REQUIREMENTS: Please output the entries below word for word, starting with the first line and stopping after the line that contains "data-point (172, 243, 183, 254)".

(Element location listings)
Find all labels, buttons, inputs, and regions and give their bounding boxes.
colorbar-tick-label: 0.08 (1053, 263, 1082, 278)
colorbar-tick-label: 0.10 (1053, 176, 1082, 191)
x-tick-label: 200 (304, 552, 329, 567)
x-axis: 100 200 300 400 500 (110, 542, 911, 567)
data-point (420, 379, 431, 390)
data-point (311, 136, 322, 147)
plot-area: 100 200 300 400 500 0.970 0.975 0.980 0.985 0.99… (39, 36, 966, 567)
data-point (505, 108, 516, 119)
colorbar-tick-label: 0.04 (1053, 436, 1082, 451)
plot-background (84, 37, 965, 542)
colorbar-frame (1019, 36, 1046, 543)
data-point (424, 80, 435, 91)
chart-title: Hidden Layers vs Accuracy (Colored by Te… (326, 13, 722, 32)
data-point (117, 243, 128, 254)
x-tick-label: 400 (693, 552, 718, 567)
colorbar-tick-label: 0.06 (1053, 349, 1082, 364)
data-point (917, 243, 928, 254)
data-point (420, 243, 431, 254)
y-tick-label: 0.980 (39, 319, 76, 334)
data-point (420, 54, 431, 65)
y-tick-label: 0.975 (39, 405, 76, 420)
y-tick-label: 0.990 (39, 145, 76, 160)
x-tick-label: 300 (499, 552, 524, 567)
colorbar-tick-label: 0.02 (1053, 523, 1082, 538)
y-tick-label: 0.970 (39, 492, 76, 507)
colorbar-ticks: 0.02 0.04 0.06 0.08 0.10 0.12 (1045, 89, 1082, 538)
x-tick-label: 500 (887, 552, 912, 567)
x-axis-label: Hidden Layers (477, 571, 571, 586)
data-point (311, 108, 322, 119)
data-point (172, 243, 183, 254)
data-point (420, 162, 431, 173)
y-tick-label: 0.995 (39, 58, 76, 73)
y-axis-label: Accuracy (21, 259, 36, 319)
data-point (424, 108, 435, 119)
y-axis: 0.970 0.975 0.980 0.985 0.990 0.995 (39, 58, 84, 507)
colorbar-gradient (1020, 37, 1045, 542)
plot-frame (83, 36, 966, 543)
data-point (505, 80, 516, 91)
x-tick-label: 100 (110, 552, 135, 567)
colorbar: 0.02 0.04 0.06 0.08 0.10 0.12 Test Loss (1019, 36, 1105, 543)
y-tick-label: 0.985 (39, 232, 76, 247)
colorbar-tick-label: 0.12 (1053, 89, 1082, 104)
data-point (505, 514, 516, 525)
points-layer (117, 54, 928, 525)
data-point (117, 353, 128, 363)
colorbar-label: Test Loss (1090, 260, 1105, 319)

EXPECTED ANSWER:
Find all labels, buttons, inputs, and regions and give their bounding boxes.
colorbar-tick-label: 0.08 (1053, 263, 1082, 278)
colorbar-tick-label: 0.10 (1053, 176, 1082, 191)
x-tick-label: 200 (304, 552, 329, 567)
x-axis: 100 200 300 400 500 (110, 542, 911, 567)
data-point (420, 379, 431, 390)
data-point (311, 136, 322, 147)
plot-area: 100 200 300 400 500 0.970 0.975 0.980 0.985 0.99… (39, 36, 966, 567)
data-point (505, 108, 516, 119)
colorbar-tick-label: 0.04 (1053, 436, 1082, 451)
plot-background (84, 37, 965, 542)
colorbar-frame (1019, 36, 1046, 543)
data-point (424, 80, 435, 91)
chart-title: Hidden Layers vs Accuracy (Colored by Te… (326, 13, 722, 32)
data-point (117, 243, 128, 254)
x-tick-label: 400 (693, 552, 718, 567)
colorbar-tick-label: 0.06 (1053, 349, 1082, 364)
data-point (917, 243, 928, 254)
data-point (420, 243, 431, 254)
y-tick-label: 0.980 (39, 319, 76, 334)
data-point (420, 54, 431, 65)
y-tick-label: 0.975 (39, 405, 76, 420)
y-tick-label: 0.990 (39, 145, 76, 160)
x-tick-label: 300 (499, 552, 524, 567)
colorbar-tick-label: 0.02 (1053, 523, 1082, 538)
y-tick-label: 0.970 (39, 492, 76, 507)
colorbar-ticks: 0.02 0.04 0.06 0.08 0.10 0.12 (1045, 89, 1082, 538)
x-tick-label: 500 (887, 552, 912, 567)
x-axis-label: Hidden Layers (477, 571, 571, 586)
data-point (311, 108, 322, 119)
data-point (172, 243, 183, 254)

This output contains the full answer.